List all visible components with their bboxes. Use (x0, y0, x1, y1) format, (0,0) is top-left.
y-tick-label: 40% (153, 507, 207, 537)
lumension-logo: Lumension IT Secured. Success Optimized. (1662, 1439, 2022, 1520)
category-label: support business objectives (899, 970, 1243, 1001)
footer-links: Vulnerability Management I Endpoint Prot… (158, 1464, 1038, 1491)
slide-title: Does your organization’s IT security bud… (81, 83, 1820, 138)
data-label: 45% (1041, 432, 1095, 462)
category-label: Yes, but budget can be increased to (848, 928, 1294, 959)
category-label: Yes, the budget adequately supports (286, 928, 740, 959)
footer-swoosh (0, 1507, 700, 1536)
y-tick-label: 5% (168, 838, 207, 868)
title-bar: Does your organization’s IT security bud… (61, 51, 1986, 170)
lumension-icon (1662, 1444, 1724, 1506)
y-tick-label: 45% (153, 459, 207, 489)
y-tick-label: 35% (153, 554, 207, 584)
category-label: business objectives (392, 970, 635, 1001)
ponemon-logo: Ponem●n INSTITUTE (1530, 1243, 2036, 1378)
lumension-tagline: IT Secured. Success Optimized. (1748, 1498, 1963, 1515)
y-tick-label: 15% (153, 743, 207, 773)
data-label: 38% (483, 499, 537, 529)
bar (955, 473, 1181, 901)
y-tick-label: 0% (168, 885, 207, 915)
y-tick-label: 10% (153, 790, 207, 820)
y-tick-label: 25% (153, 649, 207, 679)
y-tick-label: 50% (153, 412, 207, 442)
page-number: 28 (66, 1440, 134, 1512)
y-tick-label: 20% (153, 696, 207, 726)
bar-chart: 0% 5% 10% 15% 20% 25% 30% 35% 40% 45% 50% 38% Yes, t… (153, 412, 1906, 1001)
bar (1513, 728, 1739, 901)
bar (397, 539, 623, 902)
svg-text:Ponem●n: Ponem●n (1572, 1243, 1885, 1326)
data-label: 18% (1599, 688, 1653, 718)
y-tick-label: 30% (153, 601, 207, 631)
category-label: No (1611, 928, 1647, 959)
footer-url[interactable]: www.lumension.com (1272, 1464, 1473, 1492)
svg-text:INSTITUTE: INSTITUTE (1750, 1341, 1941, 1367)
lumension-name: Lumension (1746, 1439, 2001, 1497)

• [EXERCISE DETAILS]:
Copy every line of the listing above word for word, with no changes.

• [THE SOLUTION]:
List all visible components with their bboxes. Use (x0, y0, x1, y1) format, (0,0) is top-left.
y-tick-label: 40% (153, 507, 207, 537)
lumension-logo: Lumension IT Secured. Success Optimized. (1662, 1439, 2022, 1520)
category-label: support business objectives (899, 970, 1243, 1001)
footer-links: Vulnerability Management I Endpoint Prot… (158, 1464, 1038, 1491)
slide-title: Does your organization’s IT security bud… (81, 83, 1820, 138)
data-label: 45% (1041, 432, 1095, 462)
category-label: Yes, but budget can be increased to (848, 928, 1294, 959)
category-label: Yes, the budget adequately supports (286, 928, 740, 959)
footer-swoosh (0, 1507, 700, 1536)
y-tick-label: 5% (168, 838, 207, 868)
title-bar: Does your organization’s IT security bud… (61, 51, 1986, 170)
lumension-icon (1662, 1444, 1724, 1506)
y-tick-label: 45% (153, 459, 207, 489)
y-tick-label: 35% (153, 554, 207, 584)
category-label: business objectives (392, 970, 635, 1001)
ponemon-logo: Ponem●n INSTITUTE (1530, 1243, 2036, 1378)
lumension-tagline: IT Secured. Success Optimized. (1748, 1498, 1963, 1515)
y-tick-label: 15% (153, 743, 207, 773)
data-label: 38% (483, 499, 537, 529)
bar (955, 473, 1181, 901)
y-tick-label: 0% (168, 885, 207, 915)
y-tick-label: 10% (153, 790, 207, 820)
y-tick-label: 25% (153, 649, 207, 679)
y-tick-label: 50% (153, 412, 207, 442)
page-number: 28 (66, 1440, 134, 1512)
y-tick-label: 20% (153, 696, 207, 726)
bar-chart: 0% 5% 10% 15% 20% 25% 30% 35% 40% 45% 50% 38% Yes, t… (153, 412, 1906, 1001)
bar (1513, 728, 1739, 901)
bar (397, 539, 623, 902)
svg-text:Ponem●n: Ponem●n (1572, 1243, 1885, 1326)
data-label: 18% (1599, 688, 1653, 718)
y-tick-label: 30% (153, 601, 207, 631)
category-label: No (1611, 928, 1647, 959)
footer-url[interactable]: www.lumension.com (1272, 1464, 1473, 1492)
svg-text:INSTITUTE: INSTITUTE (1750, 1341, 1941, 1367)
lumension-name: Lumension (1746, 1439, 2001, 1497)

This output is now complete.